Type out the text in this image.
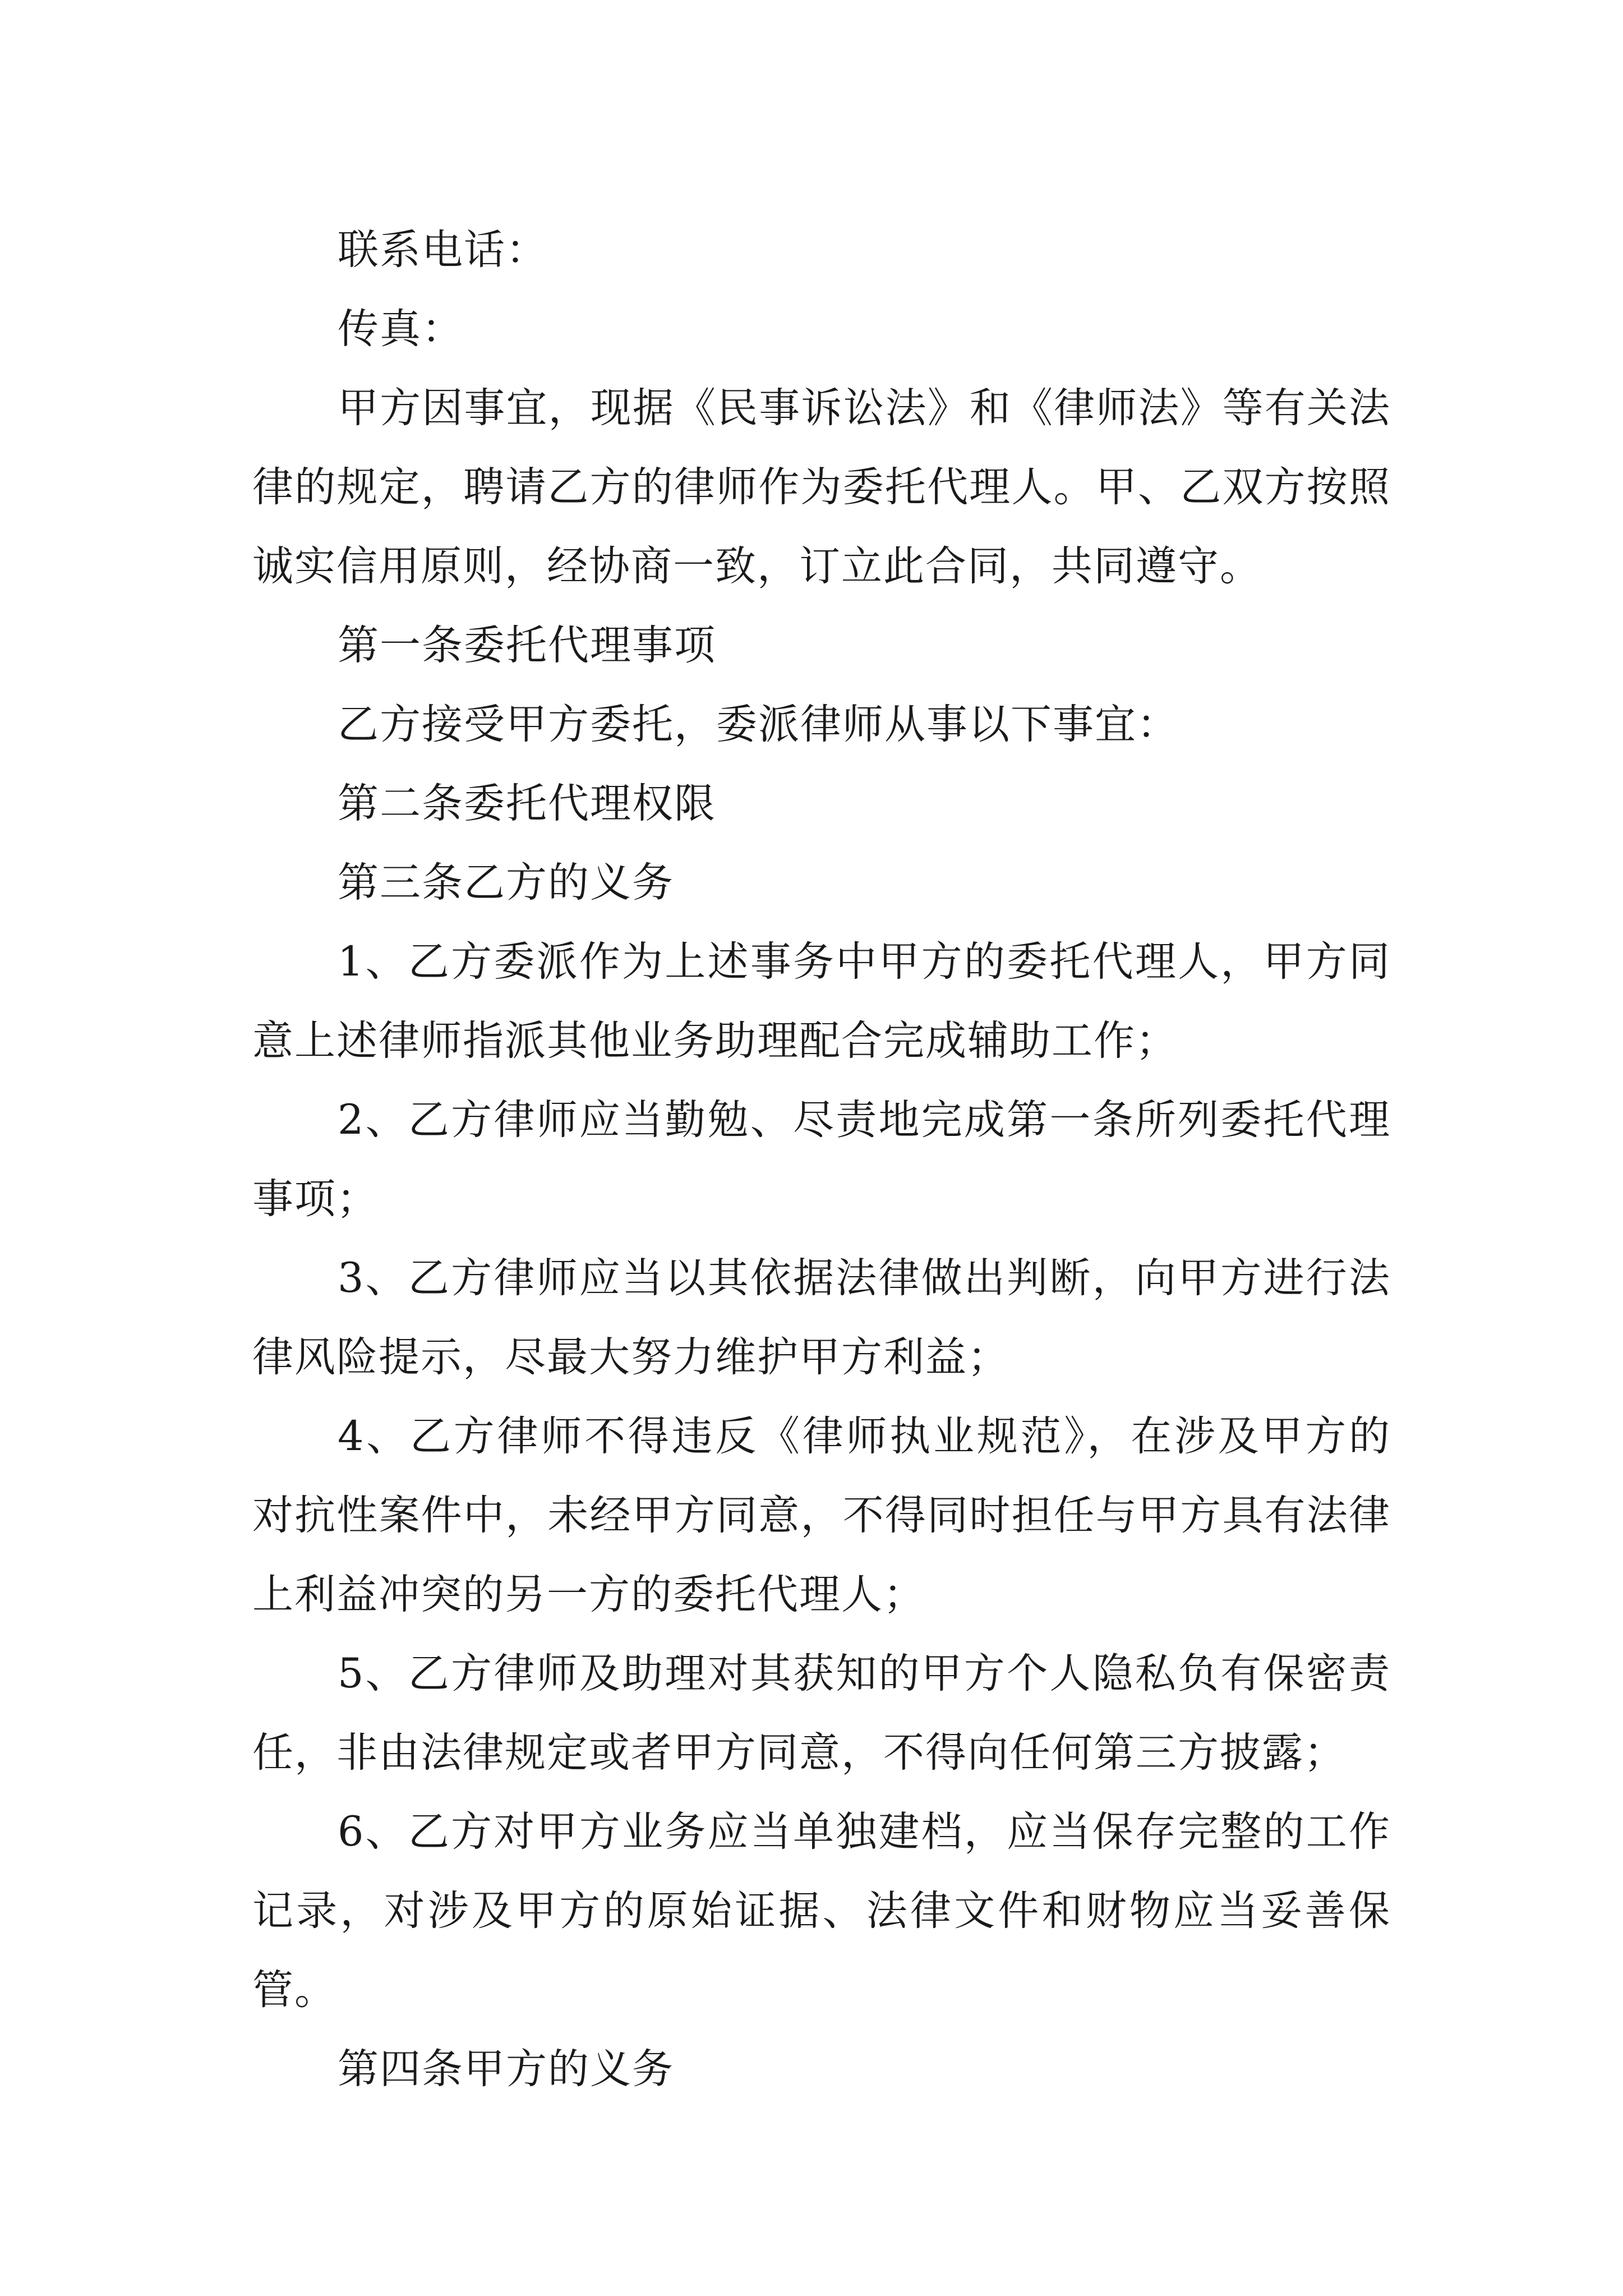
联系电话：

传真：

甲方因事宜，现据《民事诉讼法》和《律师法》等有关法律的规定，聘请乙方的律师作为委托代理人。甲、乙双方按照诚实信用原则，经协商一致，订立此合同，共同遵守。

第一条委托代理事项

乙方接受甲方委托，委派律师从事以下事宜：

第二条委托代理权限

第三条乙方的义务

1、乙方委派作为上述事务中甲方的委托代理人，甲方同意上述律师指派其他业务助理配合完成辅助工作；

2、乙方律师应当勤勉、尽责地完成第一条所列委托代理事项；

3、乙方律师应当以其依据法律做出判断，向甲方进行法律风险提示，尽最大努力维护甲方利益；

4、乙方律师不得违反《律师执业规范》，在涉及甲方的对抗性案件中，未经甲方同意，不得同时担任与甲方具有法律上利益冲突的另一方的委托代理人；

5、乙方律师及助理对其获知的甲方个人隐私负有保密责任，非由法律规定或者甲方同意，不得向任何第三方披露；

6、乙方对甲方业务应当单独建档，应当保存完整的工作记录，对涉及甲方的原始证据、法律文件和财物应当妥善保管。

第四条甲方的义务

====================

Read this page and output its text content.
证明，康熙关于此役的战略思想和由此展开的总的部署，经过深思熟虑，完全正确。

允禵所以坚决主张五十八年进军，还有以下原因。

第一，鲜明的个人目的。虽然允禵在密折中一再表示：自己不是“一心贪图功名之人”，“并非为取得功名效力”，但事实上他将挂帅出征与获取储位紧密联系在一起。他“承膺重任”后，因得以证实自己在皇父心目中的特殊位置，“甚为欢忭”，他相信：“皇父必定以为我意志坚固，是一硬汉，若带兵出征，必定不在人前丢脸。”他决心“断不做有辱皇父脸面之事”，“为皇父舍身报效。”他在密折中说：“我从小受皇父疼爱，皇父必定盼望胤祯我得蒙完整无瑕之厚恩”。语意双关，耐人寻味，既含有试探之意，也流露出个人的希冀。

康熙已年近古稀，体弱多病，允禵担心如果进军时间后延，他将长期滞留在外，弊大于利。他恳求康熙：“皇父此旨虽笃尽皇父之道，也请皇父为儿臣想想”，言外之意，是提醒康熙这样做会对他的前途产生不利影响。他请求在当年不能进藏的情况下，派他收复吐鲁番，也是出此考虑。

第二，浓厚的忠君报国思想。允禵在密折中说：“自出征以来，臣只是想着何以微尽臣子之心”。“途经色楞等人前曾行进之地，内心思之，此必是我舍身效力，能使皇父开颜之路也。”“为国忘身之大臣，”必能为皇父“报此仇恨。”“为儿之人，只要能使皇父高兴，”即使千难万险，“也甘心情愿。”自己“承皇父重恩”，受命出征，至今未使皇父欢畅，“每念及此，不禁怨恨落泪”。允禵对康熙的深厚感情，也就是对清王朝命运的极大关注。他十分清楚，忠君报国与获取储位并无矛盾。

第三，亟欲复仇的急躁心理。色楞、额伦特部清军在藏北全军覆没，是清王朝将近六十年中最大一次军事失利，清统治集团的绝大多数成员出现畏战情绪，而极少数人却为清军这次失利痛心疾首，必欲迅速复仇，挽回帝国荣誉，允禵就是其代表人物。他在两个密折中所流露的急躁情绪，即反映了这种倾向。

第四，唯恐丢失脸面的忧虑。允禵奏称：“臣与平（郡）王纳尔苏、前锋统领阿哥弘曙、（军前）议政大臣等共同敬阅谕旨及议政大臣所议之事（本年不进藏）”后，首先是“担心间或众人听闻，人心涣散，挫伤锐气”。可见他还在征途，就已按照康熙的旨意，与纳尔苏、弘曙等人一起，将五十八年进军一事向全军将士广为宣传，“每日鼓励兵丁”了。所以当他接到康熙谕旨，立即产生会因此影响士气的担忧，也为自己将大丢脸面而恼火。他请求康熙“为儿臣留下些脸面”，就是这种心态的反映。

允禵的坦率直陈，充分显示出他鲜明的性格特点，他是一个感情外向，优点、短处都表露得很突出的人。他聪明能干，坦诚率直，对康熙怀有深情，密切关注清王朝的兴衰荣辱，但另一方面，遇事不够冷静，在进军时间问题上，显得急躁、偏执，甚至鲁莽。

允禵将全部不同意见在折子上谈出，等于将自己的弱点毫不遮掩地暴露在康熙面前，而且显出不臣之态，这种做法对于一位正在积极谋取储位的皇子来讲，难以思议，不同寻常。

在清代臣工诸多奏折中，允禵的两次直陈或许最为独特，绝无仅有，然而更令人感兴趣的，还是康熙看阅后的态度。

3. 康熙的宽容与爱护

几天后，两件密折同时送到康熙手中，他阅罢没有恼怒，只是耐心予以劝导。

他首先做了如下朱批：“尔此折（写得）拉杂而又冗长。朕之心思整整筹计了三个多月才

====================

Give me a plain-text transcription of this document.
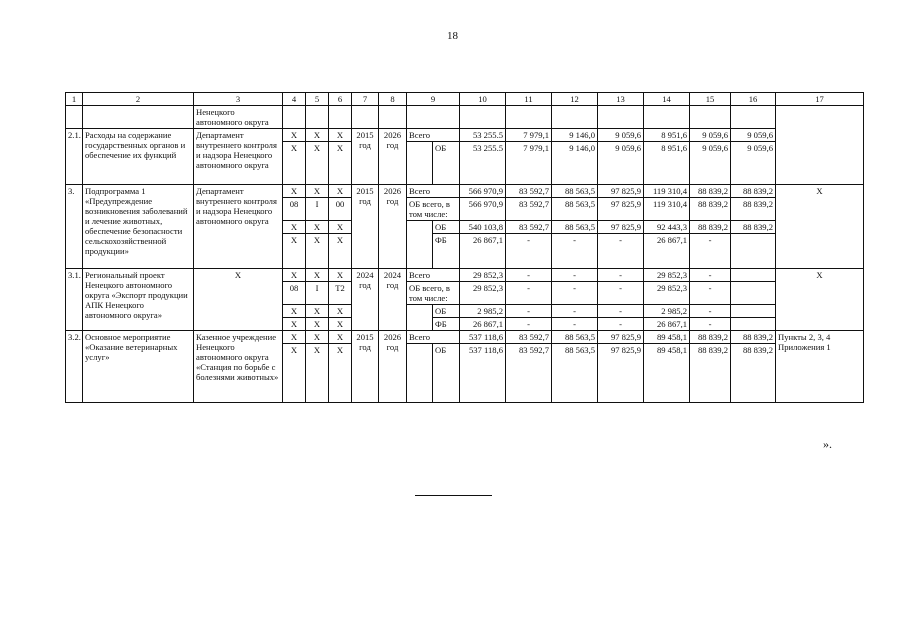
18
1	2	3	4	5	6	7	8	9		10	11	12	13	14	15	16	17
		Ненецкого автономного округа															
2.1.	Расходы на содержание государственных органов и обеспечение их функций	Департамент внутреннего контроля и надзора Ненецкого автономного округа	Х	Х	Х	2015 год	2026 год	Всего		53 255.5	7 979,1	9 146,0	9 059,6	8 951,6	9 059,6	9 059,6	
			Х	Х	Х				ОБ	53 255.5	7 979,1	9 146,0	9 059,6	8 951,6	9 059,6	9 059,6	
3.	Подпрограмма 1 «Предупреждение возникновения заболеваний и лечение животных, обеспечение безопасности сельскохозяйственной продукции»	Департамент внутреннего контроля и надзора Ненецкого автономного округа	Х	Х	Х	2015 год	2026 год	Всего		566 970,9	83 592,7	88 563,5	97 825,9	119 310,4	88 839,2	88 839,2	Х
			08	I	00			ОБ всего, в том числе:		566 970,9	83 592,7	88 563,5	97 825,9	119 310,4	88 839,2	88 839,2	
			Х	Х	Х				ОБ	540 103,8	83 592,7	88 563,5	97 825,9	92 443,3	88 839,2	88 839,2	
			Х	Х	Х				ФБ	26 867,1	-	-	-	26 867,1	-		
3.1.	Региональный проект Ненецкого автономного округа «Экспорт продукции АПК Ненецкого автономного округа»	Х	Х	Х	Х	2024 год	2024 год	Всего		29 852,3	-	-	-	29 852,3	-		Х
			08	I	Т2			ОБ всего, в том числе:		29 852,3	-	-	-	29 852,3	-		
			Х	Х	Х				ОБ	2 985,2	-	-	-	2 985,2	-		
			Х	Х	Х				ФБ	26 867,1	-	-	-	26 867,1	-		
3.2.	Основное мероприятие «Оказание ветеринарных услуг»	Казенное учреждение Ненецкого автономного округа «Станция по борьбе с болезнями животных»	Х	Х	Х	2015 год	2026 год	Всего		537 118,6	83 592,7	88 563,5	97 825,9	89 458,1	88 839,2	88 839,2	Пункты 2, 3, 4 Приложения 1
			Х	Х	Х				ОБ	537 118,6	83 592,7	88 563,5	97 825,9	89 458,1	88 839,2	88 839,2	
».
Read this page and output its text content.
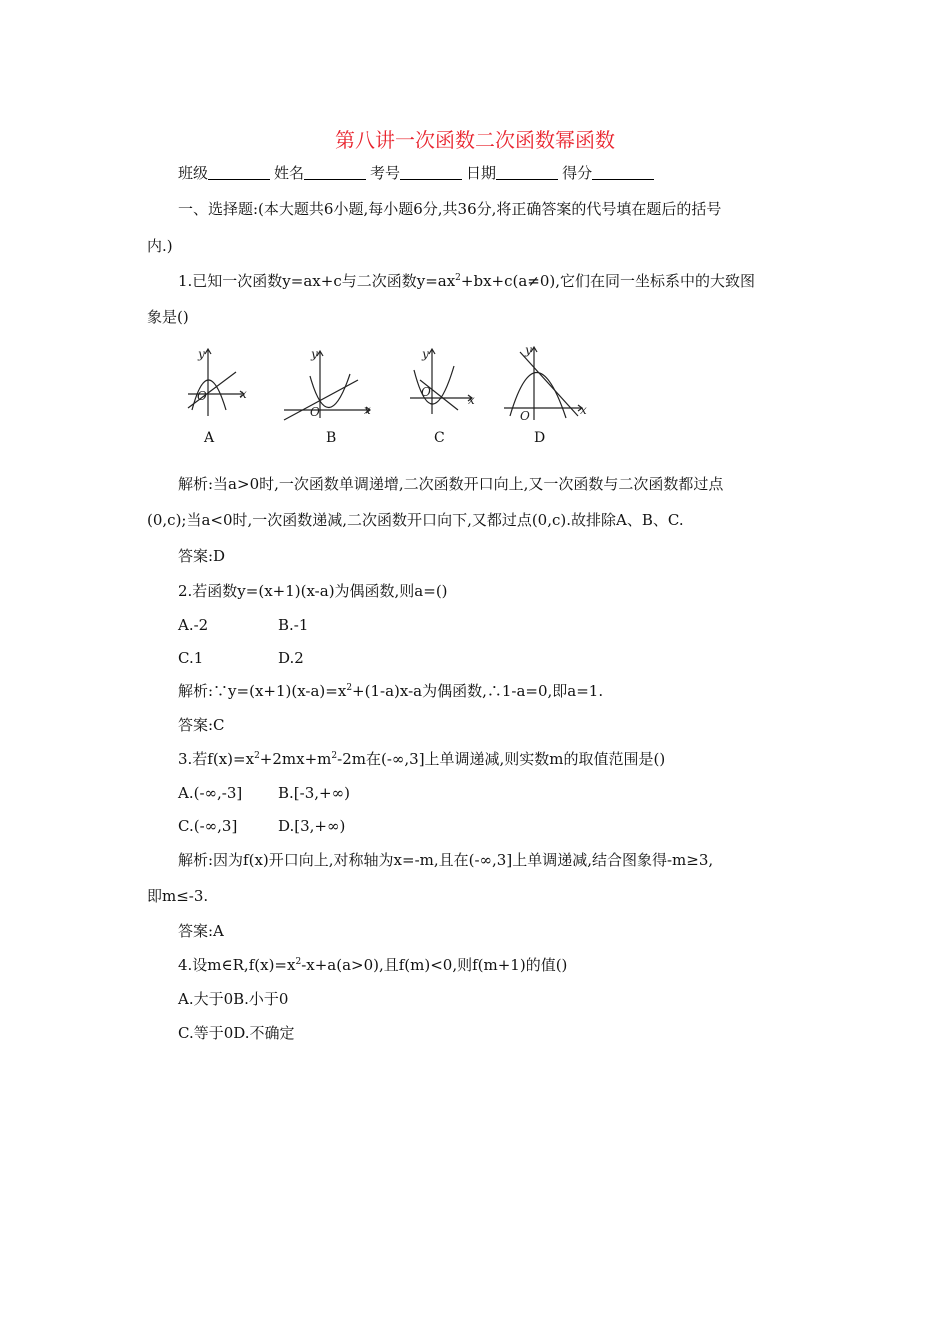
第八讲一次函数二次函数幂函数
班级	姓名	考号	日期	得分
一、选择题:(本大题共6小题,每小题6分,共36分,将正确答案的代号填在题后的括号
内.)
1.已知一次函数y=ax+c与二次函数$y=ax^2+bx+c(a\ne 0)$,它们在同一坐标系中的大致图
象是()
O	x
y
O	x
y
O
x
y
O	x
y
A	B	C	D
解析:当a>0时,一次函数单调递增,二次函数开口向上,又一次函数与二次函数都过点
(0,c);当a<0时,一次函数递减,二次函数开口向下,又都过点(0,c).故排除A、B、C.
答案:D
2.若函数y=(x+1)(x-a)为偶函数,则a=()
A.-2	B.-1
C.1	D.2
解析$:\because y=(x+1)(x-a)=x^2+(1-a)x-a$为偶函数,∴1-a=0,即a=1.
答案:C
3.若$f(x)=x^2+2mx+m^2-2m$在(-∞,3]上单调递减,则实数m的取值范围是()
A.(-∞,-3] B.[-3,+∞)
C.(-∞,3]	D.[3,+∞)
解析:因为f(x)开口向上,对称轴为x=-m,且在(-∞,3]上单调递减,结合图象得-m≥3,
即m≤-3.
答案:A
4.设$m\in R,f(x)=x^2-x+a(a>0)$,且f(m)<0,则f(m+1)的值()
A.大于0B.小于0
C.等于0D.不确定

====================

Task requirements: Lines from the records above that hold "числе" are the ones to list.

Expected output:
			08	I	00			ОБ всего, в том числе:		566 970,9	83 592,7	88 563,5	97 825,9	119 310,4	88 839,2	88 839,2	
			08	I	Т2			ОБ всего, в том числе:		29 852,3	-	-	-	29 852,3	-		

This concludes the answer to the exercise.